▶ _TASK PROMPT_
Your task is to return the span of lines beginning at the one with "OCR this image." and ending at the last line of the data, exactly as it stands.

▶ _ENTRIES PROVIDED_
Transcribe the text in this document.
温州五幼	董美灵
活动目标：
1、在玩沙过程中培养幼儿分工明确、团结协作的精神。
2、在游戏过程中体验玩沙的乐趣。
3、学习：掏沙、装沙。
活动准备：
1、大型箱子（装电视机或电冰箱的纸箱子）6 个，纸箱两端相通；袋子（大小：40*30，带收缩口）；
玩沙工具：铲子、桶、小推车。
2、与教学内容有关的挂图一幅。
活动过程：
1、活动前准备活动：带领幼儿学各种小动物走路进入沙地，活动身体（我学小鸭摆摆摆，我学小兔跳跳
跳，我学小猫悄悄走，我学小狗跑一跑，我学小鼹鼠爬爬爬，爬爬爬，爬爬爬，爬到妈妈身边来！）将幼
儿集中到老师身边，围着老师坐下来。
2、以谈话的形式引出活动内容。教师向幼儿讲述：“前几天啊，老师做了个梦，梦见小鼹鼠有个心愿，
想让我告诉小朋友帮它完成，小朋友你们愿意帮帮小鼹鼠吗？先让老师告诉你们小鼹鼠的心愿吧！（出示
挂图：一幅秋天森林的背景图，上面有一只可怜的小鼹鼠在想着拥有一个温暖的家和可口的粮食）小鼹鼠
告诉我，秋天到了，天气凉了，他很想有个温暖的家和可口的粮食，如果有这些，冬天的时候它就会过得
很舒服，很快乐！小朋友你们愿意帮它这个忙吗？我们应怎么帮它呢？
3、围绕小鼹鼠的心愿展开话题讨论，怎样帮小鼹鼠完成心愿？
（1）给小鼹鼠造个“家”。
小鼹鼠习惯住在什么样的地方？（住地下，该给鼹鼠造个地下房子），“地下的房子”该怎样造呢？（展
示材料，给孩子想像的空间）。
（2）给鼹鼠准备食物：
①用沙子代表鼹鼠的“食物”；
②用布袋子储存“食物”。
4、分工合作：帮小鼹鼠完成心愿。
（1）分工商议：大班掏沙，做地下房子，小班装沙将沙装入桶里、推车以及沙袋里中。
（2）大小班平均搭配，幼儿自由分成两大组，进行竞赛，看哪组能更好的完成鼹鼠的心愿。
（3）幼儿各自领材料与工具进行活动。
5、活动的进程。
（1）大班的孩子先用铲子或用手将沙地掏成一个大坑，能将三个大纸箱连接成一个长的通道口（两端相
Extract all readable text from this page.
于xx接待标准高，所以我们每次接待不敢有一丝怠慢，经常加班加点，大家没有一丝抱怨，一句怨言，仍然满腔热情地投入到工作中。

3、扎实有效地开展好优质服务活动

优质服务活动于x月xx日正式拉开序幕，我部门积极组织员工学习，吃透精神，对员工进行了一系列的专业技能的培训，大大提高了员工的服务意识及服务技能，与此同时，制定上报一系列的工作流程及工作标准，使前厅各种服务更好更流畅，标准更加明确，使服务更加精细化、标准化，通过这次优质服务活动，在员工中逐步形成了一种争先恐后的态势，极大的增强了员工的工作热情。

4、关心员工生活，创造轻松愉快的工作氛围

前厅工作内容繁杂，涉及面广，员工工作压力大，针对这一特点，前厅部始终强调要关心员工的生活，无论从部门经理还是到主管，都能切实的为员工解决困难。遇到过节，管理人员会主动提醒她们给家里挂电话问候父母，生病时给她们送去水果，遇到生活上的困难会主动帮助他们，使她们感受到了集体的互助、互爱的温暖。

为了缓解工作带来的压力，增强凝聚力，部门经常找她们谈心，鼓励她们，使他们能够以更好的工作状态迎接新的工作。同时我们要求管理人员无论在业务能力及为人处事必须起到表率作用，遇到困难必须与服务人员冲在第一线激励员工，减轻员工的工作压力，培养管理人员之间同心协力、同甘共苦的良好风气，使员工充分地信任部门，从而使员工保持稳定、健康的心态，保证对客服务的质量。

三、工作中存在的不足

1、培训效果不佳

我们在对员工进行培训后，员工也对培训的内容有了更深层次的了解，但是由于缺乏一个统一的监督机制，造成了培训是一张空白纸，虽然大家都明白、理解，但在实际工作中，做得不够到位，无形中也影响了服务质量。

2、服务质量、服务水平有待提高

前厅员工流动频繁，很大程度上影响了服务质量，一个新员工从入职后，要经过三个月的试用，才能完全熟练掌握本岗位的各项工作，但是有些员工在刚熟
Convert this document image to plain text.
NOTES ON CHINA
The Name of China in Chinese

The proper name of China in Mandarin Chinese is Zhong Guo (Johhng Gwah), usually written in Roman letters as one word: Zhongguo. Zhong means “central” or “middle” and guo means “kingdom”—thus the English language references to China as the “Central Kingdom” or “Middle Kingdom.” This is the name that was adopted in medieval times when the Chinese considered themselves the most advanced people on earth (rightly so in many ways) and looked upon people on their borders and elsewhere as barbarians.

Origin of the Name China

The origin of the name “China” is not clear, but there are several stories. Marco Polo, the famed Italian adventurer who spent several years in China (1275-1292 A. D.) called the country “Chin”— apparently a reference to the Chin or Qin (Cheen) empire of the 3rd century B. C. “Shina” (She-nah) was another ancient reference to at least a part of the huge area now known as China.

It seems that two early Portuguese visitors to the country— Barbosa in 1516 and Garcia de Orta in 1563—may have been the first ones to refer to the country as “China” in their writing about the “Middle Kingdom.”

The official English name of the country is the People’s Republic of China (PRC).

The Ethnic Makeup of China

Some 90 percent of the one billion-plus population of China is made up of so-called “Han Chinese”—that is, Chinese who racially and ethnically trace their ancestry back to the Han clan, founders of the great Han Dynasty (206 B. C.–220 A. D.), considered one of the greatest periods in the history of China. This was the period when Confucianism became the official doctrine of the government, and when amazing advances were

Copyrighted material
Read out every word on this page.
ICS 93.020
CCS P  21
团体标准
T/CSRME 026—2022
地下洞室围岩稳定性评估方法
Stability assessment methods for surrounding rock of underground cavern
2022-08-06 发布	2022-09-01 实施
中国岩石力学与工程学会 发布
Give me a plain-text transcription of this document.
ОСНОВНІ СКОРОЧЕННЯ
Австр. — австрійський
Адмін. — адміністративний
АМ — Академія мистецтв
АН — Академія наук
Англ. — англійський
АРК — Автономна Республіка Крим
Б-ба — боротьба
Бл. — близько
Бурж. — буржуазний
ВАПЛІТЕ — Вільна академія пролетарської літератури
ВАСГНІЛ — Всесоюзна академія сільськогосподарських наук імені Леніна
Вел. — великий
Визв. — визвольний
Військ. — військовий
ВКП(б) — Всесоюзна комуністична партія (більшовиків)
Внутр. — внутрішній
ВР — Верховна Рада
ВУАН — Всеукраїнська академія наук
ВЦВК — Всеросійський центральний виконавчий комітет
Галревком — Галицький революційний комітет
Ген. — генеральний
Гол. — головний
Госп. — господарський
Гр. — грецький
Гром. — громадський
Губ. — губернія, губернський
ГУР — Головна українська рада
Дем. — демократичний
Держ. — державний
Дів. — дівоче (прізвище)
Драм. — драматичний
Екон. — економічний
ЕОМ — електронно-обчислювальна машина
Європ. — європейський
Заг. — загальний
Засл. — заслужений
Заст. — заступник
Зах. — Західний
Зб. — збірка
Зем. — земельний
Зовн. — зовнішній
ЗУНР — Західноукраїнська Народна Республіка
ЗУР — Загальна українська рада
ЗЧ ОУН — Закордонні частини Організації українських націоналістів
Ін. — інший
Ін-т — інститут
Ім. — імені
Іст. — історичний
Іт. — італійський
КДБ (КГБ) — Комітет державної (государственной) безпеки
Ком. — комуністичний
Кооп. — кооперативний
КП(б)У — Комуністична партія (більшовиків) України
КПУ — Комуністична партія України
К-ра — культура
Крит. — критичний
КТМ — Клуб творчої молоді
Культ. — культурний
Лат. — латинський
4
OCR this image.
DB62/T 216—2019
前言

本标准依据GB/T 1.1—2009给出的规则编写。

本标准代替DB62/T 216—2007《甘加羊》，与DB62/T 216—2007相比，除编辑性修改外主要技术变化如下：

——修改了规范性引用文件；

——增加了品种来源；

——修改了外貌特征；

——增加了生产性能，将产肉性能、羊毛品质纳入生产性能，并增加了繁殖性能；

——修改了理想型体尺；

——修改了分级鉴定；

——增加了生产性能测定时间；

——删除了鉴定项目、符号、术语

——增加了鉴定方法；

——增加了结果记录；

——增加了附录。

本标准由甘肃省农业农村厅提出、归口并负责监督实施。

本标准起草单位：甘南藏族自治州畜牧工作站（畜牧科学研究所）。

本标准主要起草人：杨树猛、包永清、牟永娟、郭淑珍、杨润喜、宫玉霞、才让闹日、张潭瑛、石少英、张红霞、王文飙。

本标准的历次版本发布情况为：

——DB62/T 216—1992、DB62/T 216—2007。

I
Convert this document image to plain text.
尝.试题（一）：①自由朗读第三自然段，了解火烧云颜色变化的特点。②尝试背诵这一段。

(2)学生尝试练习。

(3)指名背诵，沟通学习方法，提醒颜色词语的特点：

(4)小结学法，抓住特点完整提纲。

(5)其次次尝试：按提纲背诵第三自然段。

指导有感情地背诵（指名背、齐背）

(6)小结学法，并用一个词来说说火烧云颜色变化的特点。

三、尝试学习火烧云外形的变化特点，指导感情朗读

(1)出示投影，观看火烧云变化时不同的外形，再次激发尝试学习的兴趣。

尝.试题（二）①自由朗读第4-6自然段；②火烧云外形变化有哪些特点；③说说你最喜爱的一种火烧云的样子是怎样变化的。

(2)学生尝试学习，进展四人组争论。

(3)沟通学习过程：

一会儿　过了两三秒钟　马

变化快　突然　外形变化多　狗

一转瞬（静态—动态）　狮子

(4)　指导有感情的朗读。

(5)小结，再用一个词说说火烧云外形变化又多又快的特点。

▶ _WRITTEN RESPONSE_
OCR this image.
DB62/T 216—2019
前言

本标准依据GB/T 1.1—2009给出的规则编写。

本标准代替DB62/T 216—2007《甘加羊》，与DB62/T 216—2007相比，除编辑性修改外主要技术变化如下：

——修改了规范性引用文件；

——增加了品种来源；

——修改了外貌特征；

——增加了生产性能，将产肉性能、羊毛品质纳入生产性能，并增加了繁殖性能；

——修改了理想型体尺；

——修改了分级鉴定；

——增加了生产性能测定时间；

——删除了鉴定项目、符号、术语

——增加了鉴定方法；

——增加了结果记录；

——增加了附录。

本标准由甘肃省农业农村厅提出、归口并负责监督实施。

本标准起草单位：甘南藏族自治州畜牧工作站（畜牧科学研究所）。

本标准主要起草人：杨树猛、包永清、牟永娟、郭淑珍、杨润喜、宫玉霞、才让闹日、张潭瑛、石少英、张红霞、王文飙。

本标准的历次版本发布情况为：

——DB62/T 216—1992、DB62/T 216—2007。

I
Convert this document image to plain text.
尝.试题（一）：①自由朗读第三自然段，了解火烧云颜色变化的特点。②尝试背诵这一段。

(2)学生尝试练习。

(3)指名背诵，沟通学习方法，提醒颜色词语的特点：

(4)小结学法，抓住特点完整提纲。

(5)其次次尝试：按提纲背诵第三自然段。

指导有感情地背诵（指名背、齐背）

(6)小结学法，并用一个词来说说火烧云颜色变化的特点。

三、尝试学习火烧云外形的变化特点，指导感情朗读

(1)出示投影，观看火烧云变化时不同的外形，再次激发尝试学习的兴趣。

尝.试题（二）①自由朗读第4-6自然段；②火烧云外形变化有哪些特点；③说说你最喜爱的一种火烧云的样子是怎样变化的。

(2)学生尝试学习，进展四人组争论。

(3)沟通学习过程：

一会儿　过了两三秒钟　马

变化快　突然　外形变化多　狗

一转瞬（静态—动态）　狮子

(4)　指导有感情的朗读。

(5)小结，再用一个词说说火烧云外形变化又多又快的特点。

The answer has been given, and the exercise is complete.